• [Records for this task]:
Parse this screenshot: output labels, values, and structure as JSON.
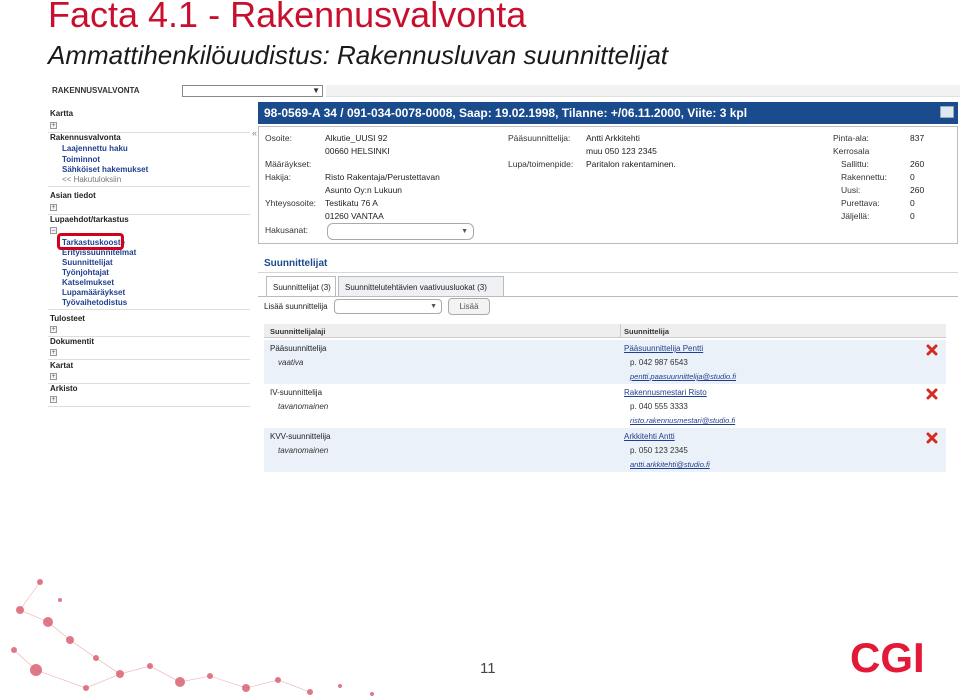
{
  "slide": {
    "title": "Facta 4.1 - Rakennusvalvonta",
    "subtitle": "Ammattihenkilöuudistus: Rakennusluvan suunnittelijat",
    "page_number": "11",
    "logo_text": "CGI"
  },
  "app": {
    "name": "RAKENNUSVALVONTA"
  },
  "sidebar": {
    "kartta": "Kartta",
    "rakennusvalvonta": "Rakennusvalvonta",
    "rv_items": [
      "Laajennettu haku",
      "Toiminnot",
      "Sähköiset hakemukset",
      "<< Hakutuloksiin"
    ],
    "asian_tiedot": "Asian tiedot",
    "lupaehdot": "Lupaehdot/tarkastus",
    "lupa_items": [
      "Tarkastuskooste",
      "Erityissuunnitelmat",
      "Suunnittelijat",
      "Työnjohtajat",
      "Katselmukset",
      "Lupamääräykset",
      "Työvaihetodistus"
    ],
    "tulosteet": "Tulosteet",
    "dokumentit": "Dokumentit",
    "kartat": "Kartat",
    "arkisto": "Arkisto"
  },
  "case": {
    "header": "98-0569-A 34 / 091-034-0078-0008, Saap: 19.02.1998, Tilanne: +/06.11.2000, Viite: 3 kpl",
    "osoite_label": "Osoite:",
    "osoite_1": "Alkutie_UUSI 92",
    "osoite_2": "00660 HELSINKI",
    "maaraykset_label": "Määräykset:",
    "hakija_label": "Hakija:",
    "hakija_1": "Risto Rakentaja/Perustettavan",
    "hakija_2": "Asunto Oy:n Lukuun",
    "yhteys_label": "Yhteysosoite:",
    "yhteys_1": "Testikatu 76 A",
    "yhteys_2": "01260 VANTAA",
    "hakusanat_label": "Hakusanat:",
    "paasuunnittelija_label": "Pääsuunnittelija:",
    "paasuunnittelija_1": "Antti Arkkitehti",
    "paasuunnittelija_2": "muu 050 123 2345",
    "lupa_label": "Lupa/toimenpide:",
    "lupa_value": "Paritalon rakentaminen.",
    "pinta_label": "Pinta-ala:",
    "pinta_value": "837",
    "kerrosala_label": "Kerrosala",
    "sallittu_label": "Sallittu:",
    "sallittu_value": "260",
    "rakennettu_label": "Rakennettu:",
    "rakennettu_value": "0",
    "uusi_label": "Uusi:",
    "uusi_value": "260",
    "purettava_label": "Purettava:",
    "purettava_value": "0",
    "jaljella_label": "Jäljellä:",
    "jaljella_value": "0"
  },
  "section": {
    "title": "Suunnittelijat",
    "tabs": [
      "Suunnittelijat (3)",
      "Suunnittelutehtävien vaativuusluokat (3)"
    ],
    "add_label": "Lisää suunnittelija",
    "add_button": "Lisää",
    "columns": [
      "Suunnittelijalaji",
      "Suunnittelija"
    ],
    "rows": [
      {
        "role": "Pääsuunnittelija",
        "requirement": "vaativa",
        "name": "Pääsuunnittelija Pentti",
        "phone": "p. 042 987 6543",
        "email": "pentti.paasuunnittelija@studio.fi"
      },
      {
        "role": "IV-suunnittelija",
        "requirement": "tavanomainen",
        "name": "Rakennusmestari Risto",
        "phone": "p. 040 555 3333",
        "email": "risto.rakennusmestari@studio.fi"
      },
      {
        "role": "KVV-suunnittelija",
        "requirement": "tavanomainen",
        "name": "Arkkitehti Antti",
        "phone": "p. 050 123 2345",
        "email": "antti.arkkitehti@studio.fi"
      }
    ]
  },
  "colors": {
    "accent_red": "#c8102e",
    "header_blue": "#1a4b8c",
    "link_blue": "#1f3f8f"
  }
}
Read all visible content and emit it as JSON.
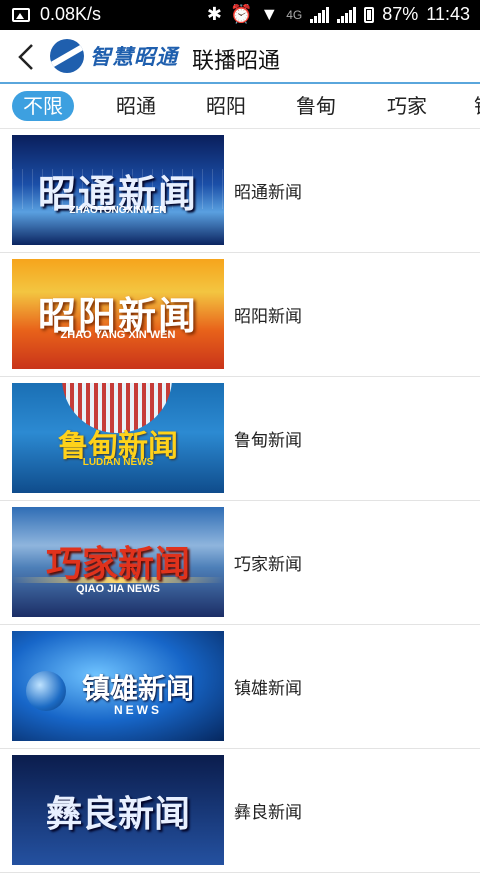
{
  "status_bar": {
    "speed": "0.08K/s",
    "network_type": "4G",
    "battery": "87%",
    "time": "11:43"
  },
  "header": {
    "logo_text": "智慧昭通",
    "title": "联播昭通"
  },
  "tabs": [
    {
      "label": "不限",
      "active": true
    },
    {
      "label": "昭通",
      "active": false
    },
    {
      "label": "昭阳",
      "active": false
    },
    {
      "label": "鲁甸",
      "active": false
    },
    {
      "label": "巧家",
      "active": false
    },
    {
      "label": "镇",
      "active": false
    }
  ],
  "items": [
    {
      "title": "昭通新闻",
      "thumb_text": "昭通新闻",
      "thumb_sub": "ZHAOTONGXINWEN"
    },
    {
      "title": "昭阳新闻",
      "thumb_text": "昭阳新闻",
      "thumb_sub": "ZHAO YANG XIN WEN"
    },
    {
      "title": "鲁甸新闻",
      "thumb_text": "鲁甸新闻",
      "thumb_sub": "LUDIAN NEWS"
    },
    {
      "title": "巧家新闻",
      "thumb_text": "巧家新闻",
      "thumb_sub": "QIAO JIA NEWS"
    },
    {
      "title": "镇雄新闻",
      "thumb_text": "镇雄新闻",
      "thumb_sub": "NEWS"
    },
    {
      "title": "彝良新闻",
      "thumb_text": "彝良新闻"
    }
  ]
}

• [Exercise requirements]: Write out the listing word for word, omitting the pictures it holds.

• [Task result]:
Parse this screenshot: output labels, values, and structure as JSON.
{
  "slide": {
    "title": "Facta 4.1 - Rakennusvalvonta",
    "subtitle": "Ammattihenkilöuudistus: Rakennusluvan suunnittelijat",
    "page_number": "11",
    "logo_text": "CGI"
  },
  "app": {
    "name": "RAKENNUSVALVONTA"
  },
  "sidebar": {
    "kartta": "Kartta",
    "rakennusvalvonta": "Rakennusvalvonta",
    "rv_items": [
      "Laajennettu haku",
      "Toiminnot",
      "Sähköiset hakemukset",
      "<< Hakutuloksiin"
    ],
    "asian_tiedot": "Asian tiedot",
    "lupaehdot": "Lupaehdot/tarkastus",
    "lupa_items": [
      "Tarkastuskooste",
      "Erityissuunnitelmat",
      "Suunnittelijat",
      "Työnjohtajat",
      "Katselmukset",
      "Lupamääräykset",
      "Työvaihetodistus"
    ],
    "tulosteet": "Tulosteet",
    "dokumentit": "Dokumentit",
    "kartat": "Kartat",
    "arkisto": "Arkisto"
  },
  "case": {
    "header": "98-0569-A 34 / 091-034-0078-0008, Saap: 19.02.1998, Tilanne: +/06.11.2000, Viite: 3 kpl",
    "osoite_label": "Osoite:",
    "osoite_1": "Alkutie_UUSI 92",
    "osoite_2": "00660 HELSINKI",
    "maaraykset_label": "Määräykset:",
    "hakija_label": "Hakija:",
    "hakija_1": "Risto Rakentaja/Perustettavan",
    "hakija_2": "Asunto Oy:n Lukuun",
    "yhteys_label": "Yhteysosoite:",
    "yhteys_1": "Testikatu 76 A",
    "yhteys_2": "01260 VANTAA",
    "hakusanat_label": "Hakusanat:",
    "paasuunnittelija_label": "Pääsuunnittelija:",
    "paasuunnittelija_1": "Antti Arkkitehti",
    "paasuunnittelija_2": "muu 050 123 2345",
    "lupa_label": "Lupa/toimenpide:",
    "lupa_value": "Paritalon rakentaminen.",
    "pinta_label": "Pinta-ala:",
    "pinta_value": "837",
    "kerrosala_label": "Kerrosala",
    "sallittu_label": "Sallittu:",
    "sallittu_value": "260",
    "rakennettu_label": "Rakennettu:",
    "rakennettu_value": "0",
    "uusi_label": "Uusi:",
    "uusi_value": "260",
    "purettava_label": "Purettava:",
    "purettava_value": "0",
    "jaljella_label": "Jäljellä:",
    "jaljella_value": "0"
  },
  "section": {
    "title": "Suunnittelijat",
    "tabs": [
      "Suunnittelijat (3)",
      "Suunnittelutehtävien vaativuusluokat (3)"
    ],
    "add_label": "Lisää suunnittelija",
    "add_button": "Lisää",
    "columns": [
      "Suunnittelijalaji",
      "Suunnittelija"
    ],
    "rows": [
      {
        "role": "Pääsuunnittelija",
        "requirement": "vaativa",
        "name": "Pääsuunnittelija Pentti",
        "phone": "p. 042 987 6543",
        "email": "pentti.paasuunnittelija@studio.fi"
      },
      {
        "role": "IV-suunnittelija",
        "requirement": "tavanomainen",
        "name": "Rakennusmestari Risto",
        "phone": "p. 040 555 3333",
        "email": "risto.rakennusmestari@studio.fi"
      },
      {
        "role": "KVV-suunnittelija",
        "requirement": "tavanomainen",
        "name": "Arkkitehti Antti",
        "phone": "p. 050 123 2345",
        "email": "antti.arkkitehti@studio.fi"
      }
    ]
  },
  "colors": {
    "accent_red": "#c8102e",
    "header_blue": "#1a4b8c",
    "link_blue": "#1f3f8f"
  }
}
Read all visible content and emit it as JSON.
{
  "status_bar": {
    "speed": "0.08K/s",
    "network_type": "4G",
    "battery": "87%",
    "time": "11:43"
  },
  "header": {
    "logo_text": "智慧昭通",
    "title": "联播昭通"
  },
  "tabs": [
    {
      "label": "不限",
      "active": true
    },
    {
      "label": "昭通",
      "active": false
    },
    {
      "label": "昭阳",
      "active": false
    },
    {
      "label": "鲁甸",
      "active": false
    },
    {
      "label": "巧家",
      "active": false
    },
    {
      "label": "镇",
      "active": false
    }
  ],
  "items": [
    {
      "title": "昭通新闻",
      "thumb_text": "昭通新闻",
      "thumb_sub": "ZHAOTONGXINWEN"
    },
    {
      "title": "昭阳新闻",
      "thumb_text": "昭阳新闻",
      "thumb_sub": "ZHAO YANG XIN WEN"
    },
    {
      "title": "鲁甸新闻",
      "thumb_text": "鲁甸新闻",
      "thumb_sub": "LUDIAN NEWS"
    },
    {
      "title": "巧家新闻",
      "thumb_text": "巧家新闻",
      "thumb_sub": "QIAO JIA NEWS"
    },
    {
      "title": "镇雄新闻",
      "thumb_text": "镇雄新闻",
      "thumb_sub": "NEWS"
    },
    {
      "title": "彝良新闻",
      "thumb_text": "彝良新闻"
    }
  ]
}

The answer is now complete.